[Rows from a figure dataset]
- - -

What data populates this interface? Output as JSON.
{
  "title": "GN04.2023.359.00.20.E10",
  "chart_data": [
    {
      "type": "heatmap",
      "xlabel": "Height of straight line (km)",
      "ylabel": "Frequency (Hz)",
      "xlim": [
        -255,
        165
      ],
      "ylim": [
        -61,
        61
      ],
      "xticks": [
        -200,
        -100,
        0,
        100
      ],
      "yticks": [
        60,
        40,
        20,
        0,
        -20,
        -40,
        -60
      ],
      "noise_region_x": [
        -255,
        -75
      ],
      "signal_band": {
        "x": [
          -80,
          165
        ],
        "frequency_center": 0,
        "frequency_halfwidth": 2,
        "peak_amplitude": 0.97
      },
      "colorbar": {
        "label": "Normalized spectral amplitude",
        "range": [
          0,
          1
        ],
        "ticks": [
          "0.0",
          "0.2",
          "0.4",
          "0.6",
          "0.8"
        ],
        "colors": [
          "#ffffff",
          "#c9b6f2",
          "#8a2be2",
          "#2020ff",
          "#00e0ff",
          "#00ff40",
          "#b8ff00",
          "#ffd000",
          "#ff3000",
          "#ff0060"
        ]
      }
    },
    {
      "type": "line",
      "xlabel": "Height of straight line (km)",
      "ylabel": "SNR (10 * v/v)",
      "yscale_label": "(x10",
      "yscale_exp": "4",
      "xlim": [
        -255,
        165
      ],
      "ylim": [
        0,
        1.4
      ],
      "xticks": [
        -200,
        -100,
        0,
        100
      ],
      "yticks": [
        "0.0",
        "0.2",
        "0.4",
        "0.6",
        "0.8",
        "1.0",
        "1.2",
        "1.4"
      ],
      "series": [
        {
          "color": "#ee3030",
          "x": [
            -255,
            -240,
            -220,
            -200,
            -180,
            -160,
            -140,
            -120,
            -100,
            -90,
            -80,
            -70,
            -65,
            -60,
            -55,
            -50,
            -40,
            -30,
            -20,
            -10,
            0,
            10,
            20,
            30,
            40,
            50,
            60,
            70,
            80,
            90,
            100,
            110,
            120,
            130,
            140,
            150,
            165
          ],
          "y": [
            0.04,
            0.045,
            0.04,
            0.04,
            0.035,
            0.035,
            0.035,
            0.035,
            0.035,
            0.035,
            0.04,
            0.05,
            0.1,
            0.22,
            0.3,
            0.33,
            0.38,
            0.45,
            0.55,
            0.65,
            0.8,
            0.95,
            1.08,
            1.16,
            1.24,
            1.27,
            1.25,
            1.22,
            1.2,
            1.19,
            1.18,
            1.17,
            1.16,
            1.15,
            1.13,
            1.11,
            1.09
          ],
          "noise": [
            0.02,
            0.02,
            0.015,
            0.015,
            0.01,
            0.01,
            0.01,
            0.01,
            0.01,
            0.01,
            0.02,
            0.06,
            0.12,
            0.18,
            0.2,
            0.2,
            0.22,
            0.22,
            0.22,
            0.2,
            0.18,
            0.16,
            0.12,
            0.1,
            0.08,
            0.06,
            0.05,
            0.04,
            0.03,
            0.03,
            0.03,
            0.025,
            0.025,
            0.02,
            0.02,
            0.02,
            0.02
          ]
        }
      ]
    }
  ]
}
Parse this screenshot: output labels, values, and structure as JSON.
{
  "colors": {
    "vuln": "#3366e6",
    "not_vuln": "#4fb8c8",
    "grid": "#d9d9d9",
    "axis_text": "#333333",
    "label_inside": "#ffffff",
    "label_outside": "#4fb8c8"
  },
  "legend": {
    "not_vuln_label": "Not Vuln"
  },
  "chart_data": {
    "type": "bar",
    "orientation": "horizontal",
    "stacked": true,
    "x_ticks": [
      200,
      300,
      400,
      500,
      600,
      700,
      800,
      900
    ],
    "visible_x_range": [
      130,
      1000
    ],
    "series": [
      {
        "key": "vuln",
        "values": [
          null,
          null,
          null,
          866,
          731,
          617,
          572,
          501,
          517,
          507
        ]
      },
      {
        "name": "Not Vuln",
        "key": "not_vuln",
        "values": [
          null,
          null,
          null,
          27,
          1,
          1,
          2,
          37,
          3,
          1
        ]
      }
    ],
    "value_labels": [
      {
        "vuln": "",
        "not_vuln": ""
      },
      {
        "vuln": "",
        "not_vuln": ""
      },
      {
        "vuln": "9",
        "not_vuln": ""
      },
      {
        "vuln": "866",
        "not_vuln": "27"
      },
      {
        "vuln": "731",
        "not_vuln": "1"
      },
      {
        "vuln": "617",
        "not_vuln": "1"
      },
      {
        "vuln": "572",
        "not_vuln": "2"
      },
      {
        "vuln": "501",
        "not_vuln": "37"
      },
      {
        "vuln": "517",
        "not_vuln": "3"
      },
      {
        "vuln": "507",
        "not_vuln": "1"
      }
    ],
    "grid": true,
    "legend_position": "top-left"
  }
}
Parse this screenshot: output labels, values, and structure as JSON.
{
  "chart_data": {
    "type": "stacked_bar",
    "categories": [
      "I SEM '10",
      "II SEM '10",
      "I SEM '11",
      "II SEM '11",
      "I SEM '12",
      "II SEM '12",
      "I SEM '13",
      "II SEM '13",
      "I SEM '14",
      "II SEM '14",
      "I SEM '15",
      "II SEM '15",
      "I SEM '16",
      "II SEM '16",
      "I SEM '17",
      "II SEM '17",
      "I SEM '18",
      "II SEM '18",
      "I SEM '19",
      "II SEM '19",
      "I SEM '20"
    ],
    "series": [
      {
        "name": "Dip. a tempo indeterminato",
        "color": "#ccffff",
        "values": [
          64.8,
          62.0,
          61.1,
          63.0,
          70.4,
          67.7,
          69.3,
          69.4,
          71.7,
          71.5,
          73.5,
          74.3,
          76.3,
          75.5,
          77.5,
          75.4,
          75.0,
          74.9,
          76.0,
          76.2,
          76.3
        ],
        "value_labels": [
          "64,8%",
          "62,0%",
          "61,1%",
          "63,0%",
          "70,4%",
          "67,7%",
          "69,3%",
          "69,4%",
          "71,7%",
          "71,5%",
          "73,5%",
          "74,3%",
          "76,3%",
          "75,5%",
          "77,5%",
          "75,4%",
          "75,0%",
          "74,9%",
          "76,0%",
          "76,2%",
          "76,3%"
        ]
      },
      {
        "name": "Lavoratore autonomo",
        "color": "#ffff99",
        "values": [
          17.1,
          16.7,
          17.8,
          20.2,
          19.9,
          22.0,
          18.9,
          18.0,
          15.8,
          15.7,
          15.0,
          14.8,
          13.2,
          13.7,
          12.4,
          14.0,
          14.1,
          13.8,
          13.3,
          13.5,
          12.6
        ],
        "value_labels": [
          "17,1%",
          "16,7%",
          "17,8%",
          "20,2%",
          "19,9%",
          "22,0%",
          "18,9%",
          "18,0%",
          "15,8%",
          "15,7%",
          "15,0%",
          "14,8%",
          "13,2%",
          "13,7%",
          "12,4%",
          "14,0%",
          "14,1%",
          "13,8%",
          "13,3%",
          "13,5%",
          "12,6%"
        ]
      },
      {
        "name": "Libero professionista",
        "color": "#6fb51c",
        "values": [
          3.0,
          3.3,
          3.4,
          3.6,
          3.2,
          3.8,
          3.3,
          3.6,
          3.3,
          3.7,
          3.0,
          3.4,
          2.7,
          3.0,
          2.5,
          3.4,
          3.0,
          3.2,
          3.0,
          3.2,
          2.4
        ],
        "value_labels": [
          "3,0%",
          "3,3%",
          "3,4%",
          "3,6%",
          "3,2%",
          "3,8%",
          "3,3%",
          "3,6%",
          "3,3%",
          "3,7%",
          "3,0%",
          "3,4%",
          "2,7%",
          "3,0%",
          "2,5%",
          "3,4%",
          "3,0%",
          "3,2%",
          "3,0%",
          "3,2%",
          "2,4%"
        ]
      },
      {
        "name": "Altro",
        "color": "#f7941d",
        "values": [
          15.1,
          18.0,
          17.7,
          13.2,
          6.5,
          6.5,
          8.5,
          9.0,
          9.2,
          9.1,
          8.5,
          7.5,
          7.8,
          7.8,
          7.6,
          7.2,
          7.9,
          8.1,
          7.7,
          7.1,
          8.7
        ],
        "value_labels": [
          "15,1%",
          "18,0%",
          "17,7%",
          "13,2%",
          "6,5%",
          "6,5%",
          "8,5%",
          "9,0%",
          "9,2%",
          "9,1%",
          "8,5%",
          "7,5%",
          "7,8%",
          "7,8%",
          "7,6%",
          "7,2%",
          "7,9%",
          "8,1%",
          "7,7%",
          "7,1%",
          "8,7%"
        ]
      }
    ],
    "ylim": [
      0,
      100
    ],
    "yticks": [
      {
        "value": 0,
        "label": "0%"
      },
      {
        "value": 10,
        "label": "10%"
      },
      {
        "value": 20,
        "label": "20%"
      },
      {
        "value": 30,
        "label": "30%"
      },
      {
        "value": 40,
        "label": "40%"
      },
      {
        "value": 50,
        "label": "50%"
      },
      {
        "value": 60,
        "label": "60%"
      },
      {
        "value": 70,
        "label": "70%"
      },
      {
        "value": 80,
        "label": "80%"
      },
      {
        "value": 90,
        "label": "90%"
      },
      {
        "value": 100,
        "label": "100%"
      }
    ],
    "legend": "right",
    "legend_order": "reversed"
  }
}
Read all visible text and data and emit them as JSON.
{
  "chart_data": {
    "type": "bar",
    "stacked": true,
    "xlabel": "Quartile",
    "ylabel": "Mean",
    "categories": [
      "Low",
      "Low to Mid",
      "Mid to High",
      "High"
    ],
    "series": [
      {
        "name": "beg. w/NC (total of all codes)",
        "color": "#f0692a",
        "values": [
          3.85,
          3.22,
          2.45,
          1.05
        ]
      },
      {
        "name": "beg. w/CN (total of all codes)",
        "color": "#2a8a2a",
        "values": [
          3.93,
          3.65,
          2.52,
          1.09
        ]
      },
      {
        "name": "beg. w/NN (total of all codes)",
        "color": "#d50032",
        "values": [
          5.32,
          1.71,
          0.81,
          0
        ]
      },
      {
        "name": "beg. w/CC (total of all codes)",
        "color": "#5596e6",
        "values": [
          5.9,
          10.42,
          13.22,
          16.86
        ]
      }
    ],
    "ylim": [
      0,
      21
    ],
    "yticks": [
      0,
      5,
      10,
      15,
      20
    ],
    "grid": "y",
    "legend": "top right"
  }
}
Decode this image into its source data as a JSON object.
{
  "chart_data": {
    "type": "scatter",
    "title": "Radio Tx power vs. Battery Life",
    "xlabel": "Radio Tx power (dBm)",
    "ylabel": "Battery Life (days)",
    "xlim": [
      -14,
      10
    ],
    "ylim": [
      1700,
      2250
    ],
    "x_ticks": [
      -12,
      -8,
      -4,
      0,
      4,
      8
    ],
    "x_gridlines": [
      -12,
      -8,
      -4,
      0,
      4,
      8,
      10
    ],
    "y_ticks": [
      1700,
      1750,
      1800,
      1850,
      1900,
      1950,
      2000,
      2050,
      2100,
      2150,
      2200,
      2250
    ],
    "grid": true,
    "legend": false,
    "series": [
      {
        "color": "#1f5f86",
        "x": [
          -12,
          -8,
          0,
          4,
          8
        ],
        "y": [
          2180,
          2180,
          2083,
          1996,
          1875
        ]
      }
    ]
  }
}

- - -

_GIVEN INSTRUCTION:_ Identify the lines that hold the word "xlabel". Copy every one of them.

_SOLUTION FOR THIS TASK:_
      "xlabel": "Height of straight line (km)",
      "xlabel": "Height of straight line (km)",
    "xlabel": "Quartile",
    "xlabel": "Radio Tx power (dBm)",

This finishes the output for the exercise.